→ Text provided
▼▼▼

All that said, I think that intellectual honesty demands that we admit that the question of the state seizing (or “facilitating” the sale of) an unused or neglected piece of surplus land from a wealthy landowner – again, after compensating him for it in some fashion – and making it available for sale to the landless proletarian at an affordable price, so that he too can own a piece of productive property, is perfectly acceptable according to Catholic doctrine. No one is proposing this today, and no one can even think about doing it today (at least not in this country...). Anyway, the author of Quadragesimo Anno – Oswald von Nell-Breuning, S. J. – says as much explicitly in his commentary on the encyclical he drafted for Pius XI, and in a way the entire history of the land movement in Ireland bears the point out. The great Cardinal Manning of England supported this Irish movement, and he was hardly squeamish on doctrine. Again, not that it’s likely to happen in this country today, or that’s it is even an approach that anyone’s seriously recommending, but it is worth knowing what the Church’s experts and thinkers have said and written on a given topic before hurling epithets.

Well, is the label Distributism problematic, since it may imply a RE-distribution?

Let’s start with a counter example, the term ‘Collectivism.” What exactly does someone mean by “Collectivist”?

First, he means someone who thinks that productive property should be owned in some fashion by the community, and second he means someone who views that collective holding of productive property as a refutation of the idea that productive property can be privately owned. So the essence – as we looked at a little before – is a denial of the right of private ownership of productive property. But it implies nothing about how that denial is to be realized. It might be Stalinist-style, murdering everyone who doesn’t give up his land, or it might be Fabian-style, implemented through voting, bureaucratic reform, and propaganda. The point is that the term “Collectivism” says a lot about the ideal form of society, according to Collectivists, but it says quite a little about how that form is to be brought about.

So with Distributism. The goal is a widespread distribution of ownership of productive property. How one gets there is another question, and those who say that Distributism necessarily implies a wholesale “re-distribution” make as much sense as those who insist that “Collectivism” necessarily means a wholesale “re-collection.”

▲▲▲

→ Written instruction
In the passage on Distributism, who is named as the author of Quadragesimo Anno?

→ Data excerpts

▼▼▼

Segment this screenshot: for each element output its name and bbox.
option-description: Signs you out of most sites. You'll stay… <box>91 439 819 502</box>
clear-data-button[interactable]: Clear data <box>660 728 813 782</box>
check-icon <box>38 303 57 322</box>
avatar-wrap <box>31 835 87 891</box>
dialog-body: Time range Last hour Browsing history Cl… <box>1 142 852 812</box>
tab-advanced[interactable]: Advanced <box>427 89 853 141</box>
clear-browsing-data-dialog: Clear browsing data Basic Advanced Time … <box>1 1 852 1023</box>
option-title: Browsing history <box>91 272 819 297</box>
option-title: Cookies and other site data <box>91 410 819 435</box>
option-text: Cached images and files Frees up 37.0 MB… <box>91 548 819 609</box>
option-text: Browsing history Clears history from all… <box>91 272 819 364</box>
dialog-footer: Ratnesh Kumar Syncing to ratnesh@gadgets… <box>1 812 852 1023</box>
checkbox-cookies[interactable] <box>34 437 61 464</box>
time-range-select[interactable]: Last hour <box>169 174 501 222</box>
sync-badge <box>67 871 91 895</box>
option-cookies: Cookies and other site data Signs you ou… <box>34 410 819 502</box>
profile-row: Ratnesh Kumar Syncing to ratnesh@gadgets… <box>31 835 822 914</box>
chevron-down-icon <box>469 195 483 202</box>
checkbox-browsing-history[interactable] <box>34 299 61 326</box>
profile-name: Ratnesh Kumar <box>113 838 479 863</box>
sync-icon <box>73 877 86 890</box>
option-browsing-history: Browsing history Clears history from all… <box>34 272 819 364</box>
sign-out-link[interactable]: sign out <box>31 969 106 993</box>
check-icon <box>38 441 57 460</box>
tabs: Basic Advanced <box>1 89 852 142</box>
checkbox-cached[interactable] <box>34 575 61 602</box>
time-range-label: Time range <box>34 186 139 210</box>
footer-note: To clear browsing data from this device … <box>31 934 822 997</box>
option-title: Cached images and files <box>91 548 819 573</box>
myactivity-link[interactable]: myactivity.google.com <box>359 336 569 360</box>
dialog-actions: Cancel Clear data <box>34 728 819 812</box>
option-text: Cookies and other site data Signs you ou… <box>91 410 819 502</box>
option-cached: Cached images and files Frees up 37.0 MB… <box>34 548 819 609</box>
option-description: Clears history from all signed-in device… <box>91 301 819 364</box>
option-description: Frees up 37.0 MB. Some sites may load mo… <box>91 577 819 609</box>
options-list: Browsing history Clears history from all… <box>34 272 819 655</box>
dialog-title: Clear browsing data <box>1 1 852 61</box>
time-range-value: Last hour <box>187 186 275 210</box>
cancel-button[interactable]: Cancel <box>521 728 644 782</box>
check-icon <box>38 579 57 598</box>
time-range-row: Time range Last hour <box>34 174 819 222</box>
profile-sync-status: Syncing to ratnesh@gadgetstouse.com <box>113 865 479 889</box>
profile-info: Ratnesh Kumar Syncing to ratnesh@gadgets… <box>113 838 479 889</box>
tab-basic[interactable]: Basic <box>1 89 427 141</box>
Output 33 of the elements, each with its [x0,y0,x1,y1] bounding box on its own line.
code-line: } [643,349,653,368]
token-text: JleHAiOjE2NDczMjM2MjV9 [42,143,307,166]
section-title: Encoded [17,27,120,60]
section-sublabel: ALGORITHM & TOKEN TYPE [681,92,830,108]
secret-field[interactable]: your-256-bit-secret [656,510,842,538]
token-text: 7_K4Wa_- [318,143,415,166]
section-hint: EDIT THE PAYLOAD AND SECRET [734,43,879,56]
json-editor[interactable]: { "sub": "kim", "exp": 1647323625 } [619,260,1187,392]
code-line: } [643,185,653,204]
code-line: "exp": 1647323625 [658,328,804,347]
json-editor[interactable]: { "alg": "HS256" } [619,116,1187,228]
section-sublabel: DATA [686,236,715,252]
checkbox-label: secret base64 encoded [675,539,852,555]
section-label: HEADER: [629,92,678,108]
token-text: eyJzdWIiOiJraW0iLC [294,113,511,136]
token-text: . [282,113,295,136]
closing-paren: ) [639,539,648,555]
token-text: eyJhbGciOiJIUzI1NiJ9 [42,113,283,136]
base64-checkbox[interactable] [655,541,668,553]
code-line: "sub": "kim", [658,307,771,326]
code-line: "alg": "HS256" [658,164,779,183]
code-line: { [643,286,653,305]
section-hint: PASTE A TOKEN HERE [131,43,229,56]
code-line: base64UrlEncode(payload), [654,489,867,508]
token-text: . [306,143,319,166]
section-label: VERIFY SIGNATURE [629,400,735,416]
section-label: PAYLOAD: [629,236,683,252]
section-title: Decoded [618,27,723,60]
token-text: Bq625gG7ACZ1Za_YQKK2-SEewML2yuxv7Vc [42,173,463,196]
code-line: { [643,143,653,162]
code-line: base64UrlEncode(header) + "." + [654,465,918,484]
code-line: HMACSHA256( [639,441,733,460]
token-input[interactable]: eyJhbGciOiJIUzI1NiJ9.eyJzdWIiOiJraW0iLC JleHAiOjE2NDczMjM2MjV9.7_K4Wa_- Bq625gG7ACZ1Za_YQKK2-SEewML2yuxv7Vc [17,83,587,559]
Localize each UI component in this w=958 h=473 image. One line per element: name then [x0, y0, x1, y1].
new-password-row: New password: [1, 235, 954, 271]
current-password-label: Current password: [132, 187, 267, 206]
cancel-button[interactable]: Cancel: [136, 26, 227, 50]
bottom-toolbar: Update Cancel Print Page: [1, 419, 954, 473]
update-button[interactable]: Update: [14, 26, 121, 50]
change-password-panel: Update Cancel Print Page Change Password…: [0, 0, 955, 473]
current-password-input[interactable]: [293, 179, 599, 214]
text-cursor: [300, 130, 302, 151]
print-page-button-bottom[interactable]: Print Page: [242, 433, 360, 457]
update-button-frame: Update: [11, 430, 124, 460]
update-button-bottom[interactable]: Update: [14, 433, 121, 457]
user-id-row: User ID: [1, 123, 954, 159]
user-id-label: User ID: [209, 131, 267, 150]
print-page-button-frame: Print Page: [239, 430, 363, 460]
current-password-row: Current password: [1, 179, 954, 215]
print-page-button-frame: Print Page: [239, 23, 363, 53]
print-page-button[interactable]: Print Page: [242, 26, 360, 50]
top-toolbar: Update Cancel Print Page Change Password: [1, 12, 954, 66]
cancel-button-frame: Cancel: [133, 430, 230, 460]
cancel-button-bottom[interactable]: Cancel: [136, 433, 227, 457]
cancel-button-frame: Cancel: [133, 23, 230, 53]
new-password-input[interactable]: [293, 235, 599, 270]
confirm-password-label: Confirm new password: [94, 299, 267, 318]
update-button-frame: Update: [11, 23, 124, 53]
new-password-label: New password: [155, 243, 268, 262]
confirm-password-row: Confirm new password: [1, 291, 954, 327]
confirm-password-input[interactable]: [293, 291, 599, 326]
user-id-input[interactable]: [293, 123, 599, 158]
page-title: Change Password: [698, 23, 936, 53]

▲▲▲

→ Final result
Oswald von Nell-Breuning, S. J.